▸ **Input records**
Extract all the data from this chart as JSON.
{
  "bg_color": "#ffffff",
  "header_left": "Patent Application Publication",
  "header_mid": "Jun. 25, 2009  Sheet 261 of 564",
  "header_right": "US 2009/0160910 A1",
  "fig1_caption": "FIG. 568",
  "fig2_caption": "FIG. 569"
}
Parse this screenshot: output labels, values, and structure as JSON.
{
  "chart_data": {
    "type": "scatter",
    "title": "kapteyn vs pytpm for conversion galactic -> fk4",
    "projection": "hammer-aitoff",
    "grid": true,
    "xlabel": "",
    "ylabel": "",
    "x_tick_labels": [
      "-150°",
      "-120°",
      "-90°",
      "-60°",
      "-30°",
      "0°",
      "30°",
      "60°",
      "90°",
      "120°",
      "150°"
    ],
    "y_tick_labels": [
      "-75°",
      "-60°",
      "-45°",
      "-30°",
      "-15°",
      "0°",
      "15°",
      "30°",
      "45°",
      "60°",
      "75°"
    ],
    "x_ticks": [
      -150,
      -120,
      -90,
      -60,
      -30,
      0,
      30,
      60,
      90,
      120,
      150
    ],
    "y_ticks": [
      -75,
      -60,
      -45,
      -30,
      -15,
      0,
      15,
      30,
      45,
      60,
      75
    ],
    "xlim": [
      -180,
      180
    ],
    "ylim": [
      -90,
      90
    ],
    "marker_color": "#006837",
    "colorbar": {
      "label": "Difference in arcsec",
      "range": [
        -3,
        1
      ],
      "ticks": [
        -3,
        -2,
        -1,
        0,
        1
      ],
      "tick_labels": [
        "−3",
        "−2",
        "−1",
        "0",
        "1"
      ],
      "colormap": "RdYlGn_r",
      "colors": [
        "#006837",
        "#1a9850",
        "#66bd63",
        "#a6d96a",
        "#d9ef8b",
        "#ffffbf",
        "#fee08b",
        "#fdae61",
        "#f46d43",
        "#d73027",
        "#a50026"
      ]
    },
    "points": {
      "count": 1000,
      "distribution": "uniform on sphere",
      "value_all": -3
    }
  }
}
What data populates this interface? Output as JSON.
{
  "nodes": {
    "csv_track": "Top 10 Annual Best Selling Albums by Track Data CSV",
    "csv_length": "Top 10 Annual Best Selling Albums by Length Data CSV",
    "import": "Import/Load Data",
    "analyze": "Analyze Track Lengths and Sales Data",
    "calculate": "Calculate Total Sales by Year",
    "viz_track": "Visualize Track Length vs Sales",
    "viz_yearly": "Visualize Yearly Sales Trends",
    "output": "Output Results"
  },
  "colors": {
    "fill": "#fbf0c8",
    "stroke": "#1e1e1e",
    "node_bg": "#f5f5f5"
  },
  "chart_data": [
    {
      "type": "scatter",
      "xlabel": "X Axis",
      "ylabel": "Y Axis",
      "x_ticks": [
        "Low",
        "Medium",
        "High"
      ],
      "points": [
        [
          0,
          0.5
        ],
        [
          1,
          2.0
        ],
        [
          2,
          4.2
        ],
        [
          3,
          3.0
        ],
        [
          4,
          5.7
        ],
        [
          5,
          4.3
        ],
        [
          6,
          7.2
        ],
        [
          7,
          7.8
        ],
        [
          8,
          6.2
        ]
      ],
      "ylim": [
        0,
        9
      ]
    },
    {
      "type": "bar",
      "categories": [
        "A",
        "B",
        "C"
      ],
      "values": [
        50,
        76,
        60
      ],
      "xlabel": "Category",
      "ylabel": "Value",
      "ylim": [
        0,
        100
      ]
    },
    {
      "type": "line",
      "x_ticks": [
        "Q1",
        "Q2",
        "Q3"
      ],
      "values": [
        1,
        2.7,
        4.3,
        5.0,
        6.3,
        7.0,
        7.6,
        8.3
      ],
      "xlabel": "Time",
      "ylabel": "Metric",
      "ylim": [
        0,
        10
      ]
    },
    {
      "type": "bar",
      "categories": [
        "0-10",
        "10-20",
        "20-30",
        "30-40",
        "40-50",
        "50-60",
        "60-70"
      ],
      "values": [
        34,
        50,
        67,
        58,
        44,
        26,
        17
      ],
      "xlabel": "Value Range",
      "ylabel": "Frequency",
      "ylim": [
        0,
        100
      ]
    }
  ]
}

▸ **Aim**
Extract from the material all lines containing the string "JSON".

▸ **Right answer**
Extract all the data from this chart as JSON.
Parse this screenshot: output labels, values, and structure as JSON.
What data populates this interface? Output as JSON.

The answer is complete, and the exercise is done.